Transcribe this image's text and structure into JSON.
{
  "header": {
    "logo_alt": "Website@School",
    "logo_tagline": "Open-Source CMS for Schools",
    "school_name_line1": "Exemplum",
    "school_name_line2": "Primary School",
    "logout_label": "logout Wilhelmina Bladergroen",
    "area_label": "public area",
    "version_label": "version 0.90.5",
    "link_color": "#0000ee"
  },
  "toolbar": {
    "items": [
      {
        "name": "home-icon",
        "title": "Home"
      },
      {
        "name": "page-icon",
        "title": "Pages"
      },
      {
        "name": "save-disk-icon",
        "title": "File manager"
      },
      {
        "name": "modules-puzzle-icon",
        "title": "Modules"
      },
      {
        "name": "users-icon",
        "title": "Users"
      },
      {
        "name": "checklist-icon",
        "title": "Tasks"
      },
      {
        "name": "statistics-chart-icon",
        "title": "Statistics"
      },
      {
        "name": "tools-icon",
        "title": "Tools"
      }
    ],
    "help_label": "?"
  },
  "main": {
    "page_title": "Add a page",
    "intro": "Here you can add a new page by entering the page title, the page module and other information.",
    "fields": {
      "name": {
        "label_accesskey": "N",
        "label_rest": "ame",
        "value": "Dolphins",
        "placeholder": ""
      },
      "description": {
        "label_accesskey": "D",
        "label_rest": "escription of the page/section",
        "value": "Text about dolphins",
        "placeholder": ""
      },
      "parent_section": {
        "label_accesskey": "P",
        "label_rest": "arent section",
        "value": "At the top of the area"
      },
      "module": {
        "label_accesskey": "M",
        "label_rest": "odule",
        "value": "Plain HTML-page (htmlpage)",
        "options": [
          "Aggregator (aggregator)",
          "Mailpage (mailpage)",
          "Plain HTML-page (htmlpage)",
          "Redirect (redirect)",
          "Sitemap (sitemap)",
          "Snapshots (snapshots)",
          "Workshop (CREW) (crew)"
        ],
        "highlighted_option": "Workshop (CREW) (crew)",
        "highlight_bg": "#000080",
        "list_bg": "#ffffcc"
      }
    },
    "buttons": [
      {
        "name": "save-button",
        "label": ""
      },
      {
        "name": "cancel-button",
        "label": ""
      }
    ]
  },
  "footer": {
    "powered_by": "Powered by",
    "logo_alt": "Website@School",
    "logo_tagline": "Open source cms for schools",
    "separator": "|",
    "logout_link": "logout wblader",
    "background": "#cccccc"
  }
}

..........

EXERCISE: Check the data for the word "crew" and pull out the lines that have it.

EXERCISE SOLUTION:
          "Workshop (CREW) (crew)"
        "highlighted_option": "Workshop (CREW) (crew)",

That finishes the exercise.